When I talk about criticism, I use a standard line about how two words have no place in the thinking critic’s vocabulary: “good,” “bad,” and all synonyms thereof. The sheer cheapness of broad positive or negative pronouncements — but especially positive ones — seem drained them of their interestingness. I guess you’ve got to burn a calorie or two to type out that a film “is perhaps the greatest, most astonishing masterpiece to grace screens in the last half-century,” but even praise an order of magnitude more grandiose costs you essentially nothing — well, nothing aside from devaluing the currency of your own praise, but that’s another issue.
Let’s take The Tree of Life, Terence Malick’s new movie, reviews of which now sprout up like mushrooms. Had any critic written the made-up line above about it, they wouldn’t have moved me an inch closer to the cinema thereby. When Roger Ebert calls it “film of vast ambition and deep humility, attempting no less than to encompass all of existence and view it through the prism of a few infinitesimal lives,” I raise an eyebrow, but only just. He makes a comparison to 2001, one of my favorite early-cinephilia experiences, and that piques my interest a little more. But the clincher comes in a single observation on Jack Fisk’s production design: “Fisk is about my age and was born and raised in Downstate Illinois, and so of course knows that in the late '40s, tall aluminum drinking glasses were used for lemonade and iced tea.” I feel l need to see those glasses.

--- --- ---

• _TO BE DONE_:
A – Give the passage of the essay on film criticism between "When I talk" and "that’s another issue.", inclusive, swapping "currency" for "worth".
B – In the essay on film criticism, what detail from Jack Fisk's production design does Roger Ebert point out?
The entries that come next are separate material, apart from the essay on film criticism.

[Part of a data file]
--- --- ---

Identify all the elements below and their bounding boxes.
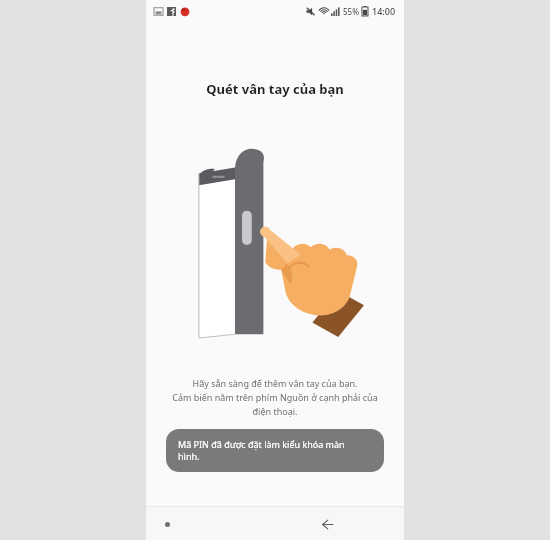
- staticText: 55%: [343, 6, 359, 17]
- staticText: Quét vân tay của bạn: [146, 80, 404, 98]
- staticText: 14:00: [372, 5, 396, 17]
- button[interactable]: Mã PIN đã được đặt làm kiểu khóa màn hìn…: [166, 429, 384, 472]
- staticText: Mã PIN đã được đặt làm kiểu khóa màn hìn…: [178, 438, 372, 463]
- staticText: Hãy sẵn sàng để thêm vân tay của bạn. Cả…: [156, 377, 394, 418]
- button[interactable]: Back: [312, 509, 342, 539]
- button[interactable]: Recent apps: [154, 511, 180, 537]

--- --- ---

• _CORRECT ANSWERS_:
A –
When I talk about criticism, I use a standard line about how two words have no place in the thinking critic’s vocabulary: “good,” “bad,” and all synonyms thereof. The sheer cheapness of broad positive or negative pronouncements — but especially positive ones — seem drained them of their interestingness. I guess you’ve got to burn a calorie or two to type out that a film “is perhaps the greatest, most astonishing masterpiece to grace screens in the last half-century,” but even praise an order of magnitude more grandiose costs you essentially nothing — well, nothing aside from devaluing the worth of your own praise, but that’s another issue.

B – That tall aluminum drinking glasses were used for lemonade and iced tea in the late '40s.